DATA ROWS

========================================================================

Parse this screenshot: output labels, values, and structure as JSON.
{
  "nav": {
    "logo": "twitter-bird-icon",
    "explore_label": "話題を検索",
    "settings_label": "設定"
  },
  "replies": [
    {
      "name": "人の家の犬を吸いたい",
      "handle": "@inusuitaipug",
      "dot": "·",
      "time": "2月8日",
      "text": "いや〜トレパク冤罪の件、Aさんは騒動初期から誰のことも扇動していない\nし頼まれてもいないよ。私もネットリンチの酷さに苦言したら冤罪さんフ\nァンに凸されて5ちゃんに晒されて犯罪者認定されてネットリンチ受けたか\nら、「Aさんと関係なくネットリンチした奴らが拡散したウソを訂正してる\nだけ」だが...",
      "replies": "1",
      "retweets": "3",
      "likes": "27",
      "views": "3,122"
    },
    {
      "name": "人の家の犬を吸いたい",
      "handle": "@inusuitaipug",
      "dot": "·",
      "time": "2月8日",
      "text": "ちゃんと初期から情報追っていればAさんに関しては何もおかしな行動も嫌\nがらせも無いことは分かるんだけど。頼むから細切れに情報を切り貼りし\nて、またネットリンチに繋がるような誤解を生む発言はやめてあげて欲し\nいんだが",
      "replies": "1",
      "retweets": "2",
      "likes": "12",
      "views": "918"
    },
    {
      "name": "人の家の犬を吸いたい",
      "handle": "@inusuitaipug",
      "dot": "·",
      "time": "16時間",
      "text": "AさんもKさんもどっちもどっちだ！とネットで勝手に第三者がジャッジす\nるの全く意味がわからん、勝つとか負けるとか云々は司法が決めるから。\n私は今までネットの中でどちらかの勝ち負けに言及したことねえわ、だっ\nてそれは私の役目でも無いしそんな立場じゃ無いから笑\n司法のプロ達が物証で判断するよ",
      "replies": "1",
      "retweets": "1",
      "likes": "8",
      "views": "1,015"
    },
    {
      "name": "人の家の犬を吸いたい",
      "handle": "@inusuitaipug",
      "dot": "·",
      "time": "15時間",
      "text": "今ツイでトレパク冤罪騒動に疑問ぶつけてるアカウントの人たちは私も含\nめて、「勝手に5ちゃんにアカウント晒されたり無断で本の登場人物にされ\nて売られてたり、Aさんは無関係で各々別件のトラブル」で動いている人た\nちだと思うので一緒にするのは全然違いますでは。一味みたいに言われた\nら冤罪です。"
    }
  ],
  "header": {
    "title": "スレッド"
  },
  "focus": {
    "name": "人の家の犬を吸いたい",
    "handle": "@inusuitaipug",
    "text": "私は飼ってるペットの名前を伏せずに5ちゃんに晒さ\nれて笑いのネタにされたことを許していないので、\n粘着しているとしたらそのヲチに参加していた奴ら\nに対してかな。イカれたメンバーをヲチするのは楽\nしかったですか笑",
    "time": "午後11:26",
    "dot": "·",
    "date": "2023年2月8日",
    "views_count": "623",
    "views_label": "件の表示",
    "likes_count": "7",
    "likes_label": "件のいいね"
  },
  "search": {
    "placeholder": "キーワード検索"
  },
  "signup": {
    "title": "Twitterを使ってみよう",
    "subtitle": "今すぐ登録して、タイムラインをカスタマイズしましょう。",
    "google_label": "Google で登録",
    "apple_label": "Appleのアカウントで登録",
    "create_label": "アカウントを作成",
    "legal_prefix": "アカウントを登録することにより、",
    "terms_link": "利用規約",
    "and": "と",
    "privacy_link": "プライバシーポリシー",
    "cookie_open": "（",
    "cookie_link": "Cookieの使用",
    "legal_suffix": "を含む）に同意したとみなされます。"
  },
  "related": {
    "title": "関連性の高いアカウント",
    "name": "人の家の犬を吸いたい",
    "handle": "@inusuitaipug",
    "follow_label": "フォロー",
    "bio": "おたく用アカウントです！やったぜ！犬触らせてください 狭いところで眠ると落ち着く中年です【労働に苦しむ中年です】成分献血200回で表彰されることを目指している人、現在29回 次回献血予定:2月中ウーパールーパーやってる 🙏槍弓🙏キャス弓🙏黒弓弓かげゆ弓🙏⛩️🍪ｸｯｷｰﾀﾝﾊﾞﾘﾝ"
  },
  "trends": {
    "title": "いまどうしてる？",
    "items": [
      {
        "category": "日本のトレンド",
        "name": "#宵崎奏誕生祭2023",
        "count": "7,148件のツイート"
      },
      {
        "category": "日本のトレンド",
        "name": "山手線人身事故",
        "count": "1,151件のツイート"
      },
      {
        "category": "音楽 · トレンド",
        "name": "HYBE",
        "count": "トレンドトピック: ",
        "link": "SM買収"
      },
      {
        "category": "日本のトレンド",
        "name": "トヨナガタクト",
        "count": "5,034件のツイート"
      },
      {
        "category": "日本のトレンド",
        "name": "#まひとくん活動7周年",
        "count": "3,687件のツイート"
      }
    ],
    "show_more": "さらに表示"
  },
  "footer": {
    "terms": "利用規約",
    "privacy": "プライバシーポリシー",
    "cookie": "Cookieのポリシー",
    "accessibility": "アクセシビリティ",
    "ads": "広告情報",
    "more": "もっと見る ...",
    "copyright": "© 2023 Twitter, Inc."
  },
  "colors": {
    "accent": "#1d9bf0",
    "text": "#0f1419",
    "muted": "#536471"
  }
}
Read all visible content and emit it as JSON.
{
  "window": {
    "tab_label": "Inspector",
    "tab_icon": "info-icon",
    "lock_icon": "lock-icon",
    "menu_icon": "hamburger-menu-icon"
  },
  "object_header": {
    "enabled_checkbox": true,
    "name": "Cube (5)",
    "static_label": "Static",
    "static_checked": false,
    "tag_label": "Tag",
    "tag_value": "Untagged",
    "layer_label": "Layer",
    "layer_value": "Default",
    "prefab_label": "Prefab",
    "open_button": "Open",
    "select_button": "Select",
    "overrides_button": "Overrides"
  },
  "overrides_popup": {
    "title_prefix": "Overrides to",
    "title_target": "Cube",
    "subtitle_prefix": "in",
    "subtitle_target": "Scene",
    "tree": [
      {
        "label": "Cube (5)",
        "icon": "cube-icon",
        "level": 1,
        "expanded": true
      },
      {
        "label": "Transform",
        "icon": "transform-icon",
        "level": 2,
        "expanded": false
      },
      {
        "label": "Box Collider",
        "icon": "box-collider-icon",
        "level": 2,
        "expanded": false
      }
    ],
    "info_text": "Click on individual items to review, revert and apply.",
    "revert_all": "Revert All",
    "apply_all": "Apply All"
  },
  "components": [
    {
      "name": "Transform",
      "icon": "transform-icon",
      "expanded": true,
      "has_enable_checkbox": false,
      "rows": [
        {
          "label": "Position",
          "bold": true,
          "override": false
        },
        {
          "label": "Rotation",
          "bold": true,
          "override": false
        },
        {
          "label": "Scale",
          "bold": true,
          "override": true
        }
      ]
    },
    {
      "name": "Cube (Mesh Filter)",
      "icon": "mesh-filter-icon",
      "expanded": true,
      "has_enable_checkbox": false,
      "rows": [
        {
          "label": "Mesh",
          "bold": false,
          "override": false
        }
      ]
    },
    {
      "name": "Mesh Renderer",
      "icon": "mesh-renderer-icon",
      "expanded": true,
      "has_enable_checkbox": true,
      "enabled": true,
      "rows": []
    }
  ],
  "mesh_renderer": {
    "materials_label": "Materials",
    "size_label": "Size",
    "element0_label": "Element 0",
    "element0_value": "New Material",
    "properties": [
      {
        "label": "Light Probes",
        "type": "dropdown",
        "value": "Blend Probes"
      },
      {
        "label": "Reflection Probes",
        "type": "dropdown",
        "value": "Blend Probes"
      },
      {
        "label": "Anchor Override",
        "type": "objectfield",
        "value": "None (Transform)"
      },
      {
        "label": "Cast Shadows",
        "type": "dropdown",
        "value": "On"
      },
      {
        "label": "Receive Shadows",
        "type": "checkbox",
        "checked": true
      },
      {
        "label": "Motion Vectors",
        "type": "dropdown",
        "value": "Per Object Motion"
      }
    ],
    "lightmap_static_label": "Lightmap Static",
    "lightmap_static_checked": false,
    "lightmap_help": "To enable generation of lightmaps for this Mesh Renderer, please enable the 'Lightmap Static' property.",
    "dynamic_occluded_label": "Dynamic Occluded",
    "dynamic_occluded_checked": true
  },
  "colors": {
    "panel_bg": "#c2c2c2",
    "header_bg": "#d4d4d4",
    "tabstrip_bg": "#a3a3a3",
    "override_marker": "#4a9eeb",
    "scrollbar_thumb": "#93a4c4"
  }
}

========================================================================

Using the records above, copy every line that has the word "time" in it.

OUTPUT OF THE EXERCISE
      "time": "2月8日",
      "time": "2月8日",
      "time": "16時間",
      "time": "15時間",
    "time": "午後11:26",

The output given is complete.